= YOUR INSTRUCTIONS =
Determine the number of lines where "économie" occurs and reply with that number by itself.

= Items listed in a dataset =

○ ○ ○ ○

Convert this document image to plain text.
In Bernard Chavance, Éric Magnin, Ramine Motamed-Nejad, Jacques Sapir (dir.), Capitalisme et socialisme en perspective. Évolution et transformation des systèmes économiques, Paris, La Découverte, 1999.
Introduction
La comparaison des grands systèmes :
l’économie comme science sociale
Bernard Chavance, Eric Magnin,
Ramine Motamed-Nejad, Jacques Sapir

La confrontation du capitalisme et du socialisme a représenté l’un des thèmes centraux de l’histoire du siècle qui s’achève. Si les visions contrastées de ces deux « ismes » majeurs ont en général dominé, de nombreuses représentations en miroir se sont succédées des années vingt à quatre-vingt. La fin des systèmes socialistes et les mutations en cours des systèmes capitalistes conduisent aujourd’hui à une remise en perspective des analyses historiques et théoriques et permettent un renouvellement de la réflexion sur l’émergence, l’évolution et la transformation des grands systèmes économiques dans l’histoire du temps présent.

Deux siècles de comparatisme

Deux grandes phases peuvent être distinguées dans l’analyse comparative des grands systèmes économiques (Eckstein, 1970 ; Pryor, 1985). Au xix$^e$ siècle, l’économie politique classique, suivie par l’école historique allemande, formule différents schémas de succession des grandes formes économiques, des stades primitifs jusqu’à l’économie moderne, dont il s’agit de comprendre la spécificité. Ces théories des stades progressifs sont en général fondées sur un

○ ○ ○ ○

= RESPONSE FOR THIS EXERCISE =
2